- Fonte:
_ _ _ _ _

Para a advogada Vera Chemim, no entanto, sob a perspectiva constitucional, a prisão em segunda instância “resolve, de certa maneira, ou ao menos diminui, a porcentagem de impunidade no país.”

“O pano de fundo nesse sentido é que o novo Código de Processo Civil, na sua proposta original, havia prometido que haveria uma significativa redução de recursos para que o processo seja abreviado do ponto de vista processual. Como isso não ocorreu, temos várias consequências danosas no âmbito jurídico”, destacou.

_ _ _ _ _

- Dados fornecidos:
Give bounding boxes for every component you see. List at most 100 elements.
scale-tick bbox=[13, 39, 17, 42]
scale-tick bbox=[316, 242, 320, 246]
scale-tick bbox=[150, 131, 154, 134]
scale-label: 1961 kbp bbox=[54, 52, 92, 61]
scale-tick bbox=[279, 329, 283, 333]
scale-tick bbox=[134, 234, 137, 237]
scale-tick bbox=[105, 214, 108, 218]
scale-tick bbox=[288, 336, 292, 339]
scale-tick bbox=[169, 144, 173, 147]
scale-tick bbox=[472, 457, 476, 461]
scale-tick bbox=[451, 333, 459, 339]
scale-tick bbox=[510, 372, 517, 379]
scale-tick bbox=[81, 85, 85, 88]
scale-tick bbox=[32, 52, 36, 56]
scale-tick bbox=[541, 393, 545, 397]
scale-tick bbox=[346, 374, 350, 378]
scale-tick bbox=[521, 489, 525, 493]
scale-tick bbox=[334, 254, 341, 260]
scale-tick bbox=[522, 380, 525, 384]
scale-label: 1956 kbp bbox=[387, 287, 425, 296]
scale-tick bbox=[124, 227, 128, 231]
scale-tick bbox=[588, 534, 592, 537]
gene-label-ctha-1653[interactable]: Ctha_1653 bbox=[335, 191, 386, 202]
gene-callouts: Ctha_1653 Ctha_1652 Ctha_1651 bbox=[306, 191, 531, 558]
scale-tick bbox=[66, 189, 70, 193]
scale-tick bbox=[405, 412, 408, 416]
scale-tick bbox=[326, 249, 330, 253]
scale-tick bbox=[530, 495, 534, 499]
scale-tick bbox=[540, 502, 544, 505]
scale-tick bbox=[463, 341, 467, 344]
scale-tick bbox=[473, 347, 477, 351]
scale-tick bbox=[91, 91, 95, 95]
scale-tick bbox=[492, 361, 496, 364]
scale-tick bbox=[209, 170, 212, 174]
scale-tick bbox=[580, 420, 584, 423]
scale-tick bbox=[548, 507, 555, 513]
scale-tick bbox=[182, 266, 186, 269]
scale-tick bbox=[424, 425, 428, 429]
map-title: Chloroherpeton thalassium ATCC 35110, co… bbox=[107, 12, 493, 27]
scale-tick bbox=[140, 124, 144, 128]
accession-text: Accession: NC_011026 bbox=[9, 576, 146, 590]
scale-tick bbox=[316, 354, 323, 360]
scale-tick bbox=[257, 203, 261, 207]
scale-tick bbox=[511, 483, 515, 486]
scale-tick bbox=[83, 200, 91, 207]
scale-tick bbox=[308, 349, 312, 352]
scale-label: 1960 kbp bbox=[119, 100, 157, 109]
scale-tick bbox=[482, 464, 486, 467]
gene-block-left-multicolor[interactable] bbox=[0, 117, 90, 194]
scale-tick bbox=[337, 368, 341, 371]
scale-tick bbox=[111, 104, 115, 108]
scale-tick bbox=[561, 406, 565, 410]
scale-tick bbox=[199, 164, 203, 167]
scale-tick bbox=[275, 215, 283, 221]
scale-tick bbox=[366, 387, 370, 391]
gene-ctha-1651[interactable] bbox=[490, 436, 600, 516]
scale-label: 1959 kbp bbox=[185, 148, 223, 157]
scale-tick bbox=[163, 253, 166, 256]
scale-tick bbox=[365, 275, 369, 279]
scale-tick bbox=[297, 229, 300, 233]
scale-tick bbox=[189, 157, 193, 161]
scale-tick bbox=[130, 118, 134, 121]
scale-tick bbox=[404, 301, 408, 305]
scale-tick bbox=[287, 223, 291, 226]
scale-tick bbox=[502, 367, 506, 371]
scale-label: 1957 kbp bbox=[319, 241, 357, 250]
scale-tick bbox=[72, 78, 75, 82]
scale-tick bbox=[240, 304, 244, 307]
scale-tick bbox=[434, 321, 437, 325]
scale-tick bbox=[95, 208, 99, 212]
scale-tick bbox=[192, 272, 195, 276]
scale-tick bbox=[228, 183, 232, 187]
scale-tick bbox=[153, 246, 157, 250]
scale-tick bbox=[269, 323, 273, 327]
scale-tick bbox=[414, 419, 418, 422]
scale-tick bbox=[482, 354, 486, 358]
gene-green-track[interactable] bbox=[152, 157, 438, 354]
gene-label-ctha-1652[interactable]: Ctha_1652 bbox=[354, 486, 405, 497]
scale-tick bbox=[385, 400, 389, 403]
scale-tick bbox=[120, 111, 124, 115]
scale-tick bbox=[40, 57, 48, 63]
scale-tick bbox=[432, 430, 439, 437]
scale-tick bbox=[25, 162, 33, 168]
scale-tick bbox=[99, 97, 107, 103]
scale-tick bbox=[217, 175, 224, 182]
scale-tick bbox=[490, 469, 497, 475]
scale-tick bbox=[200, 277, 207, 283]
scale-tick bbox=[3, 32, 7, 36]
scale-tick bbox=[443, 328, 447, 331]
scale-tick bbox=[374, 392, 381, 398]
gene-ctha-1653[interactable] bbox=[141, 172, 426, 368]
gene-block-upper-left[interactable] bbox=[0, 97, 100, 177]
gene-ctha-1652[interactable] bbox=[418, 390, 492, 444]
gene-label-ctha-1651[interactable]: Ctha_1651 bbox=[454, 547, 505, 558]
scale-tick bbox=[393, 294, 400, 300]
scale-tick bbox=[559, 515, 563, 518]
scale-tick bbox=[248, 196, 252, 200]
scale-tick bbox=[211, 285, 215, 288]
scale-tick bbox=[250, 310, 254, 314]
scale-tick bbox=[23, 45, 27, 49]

_ _ _ _ _

- Exercícios:
1 > No texto sobre a prisão em segunda instância, o que o novo Código de Processo Civil havia prometido em sua proposta original?
2 > Retome o texto sobre a prisão em segunda instância a partir do ponto em que ele termina.
Os registros vêm de uma fonte distinta do texto.

- Gabarito:
1 > Uma significativa redução de recursos, para que o processo fosse abreviado do ponto de vista processual.

2 >
Para Chemim, não aceitar a prisão em segunda instância seria um modo de se beneficiar, por exemplo, réus com maior poder aquisitivo. “A partir do momento em que temos um réu rico, relativamente, e um pobre, o rico poderá fazer face de todos esses recursos. Um caso bastante gritante é o do deputado federal Paulo Maluf (PP-SP), que se serviu de todos esses recursos, até porque, é um direito do réu. Alguns crimes prescreveram e agora o preso tem idade avançada e patologias graves”, citou. “Temos uma jurisprudência do STF firmada a partir de 2016 e que deve ser respeitada”.

Por que o STF tem dificuldade em resolver essa questão?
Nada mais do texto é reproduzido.